• Goal of the exercise: Scan the material that follows. Copy every line containing the word "text".

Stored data
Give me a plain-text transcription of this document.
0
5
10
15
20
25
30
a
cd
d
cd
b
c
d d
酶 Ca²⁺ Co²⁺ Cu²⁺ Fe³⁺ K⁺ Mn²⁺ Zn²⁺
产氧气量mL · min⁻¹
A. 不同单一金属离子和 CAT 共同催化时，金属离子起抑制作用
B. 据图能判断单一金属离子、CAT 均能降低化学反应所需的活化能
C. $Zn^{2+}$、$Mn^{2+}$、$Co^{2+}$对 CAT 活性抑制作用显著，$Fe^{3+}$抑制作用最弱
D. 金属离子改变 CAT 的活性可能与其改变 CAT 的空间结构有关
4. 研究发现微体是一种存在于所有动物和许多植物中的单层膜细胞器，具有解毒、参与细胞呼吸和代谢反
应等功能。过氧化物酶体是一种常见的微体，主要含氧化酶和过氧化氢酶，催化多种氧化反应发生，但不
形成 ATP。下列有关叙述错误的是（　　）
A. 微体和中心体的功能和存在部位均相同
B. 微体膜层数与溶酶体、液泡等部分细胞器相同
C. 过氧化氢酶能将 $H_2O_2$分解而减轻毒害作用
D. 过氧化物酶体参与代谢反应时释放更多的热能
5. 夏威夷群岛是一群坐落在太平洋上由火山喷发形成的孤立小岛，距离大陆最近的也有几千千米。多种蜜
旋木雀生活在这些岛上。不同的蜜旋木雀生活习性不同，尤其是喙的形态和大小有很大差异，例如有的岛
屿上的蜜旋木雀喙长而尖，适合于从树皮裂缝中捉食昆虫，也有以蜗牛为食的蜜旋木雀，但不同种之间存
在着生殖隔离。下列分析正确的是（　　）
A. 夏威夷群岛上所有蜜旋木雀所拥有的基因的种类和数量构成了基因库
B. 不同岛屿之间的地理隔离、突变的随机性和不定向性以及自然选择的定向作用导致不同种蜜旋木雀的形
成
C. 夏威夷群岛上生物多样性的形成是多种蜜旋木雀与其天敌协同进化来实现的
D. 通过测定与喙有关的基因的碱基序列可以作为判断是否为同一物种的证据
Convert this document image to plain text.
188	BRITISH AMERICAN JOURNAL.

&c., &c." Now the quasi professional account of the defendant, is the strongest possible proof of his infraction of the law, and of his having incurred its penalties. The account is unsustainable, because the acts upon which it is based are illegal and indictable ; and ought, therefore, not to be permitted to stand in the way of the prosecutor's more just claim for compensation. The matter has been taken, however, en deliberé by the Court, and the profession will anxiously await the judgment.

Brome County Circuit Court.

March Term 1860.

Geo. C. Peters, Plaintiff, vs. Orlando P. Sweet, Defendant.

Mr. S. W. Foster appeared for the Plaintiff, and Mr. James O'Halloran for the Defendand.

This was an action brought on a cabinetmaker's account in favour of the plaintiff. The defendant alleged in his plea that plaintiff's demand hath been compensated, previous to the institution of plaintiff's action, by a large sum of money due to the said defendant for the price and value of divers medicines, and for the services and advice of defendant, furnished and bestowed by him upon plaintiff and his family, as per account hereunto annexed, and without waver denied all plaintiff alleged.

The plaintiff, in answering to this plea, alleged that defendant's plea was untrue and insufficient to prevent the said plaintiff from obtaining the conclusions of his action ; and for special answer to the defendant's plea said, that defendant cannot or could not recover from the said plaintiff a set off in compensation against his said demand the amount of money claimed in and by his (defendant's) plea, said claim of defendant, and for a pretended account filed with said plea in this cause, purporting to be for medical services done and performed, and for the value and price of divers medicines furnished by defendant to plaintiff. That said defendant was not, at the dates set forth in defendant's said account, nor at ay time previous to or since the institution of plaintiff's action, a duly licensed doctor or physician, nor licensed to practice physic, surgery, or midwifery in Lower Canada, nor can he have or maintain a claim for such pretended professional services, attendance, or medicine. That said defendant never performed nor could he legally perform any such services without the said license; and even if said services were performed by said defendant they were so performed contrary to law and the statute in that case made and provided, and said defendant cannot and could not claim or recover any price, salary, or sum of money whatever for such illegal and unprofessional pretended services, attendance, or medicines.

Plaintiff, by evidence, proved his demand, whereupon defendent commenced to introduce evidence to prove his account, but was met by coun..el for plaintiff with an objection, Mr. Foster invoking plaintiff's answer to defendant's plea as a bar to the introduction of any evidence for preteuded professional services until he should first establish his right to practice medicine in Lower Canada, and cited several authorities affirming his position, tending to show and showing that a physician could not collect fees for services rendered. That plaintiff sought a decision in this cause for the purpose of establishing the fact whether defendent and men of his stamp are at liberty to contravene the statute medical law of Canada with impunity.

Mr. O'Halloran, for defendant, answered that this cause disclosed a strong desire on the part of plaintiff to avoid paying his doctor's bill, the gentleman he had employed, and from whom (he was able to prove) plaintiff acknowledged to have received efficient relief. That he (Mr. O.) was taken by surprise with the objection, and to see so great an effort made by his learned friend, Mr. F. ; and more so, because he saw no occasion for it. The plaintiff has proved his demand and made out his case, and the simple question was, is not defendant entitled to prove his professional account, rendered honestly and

• Full answer:
Give me a plain-text transcription of this document.
Convert this document image to plain text.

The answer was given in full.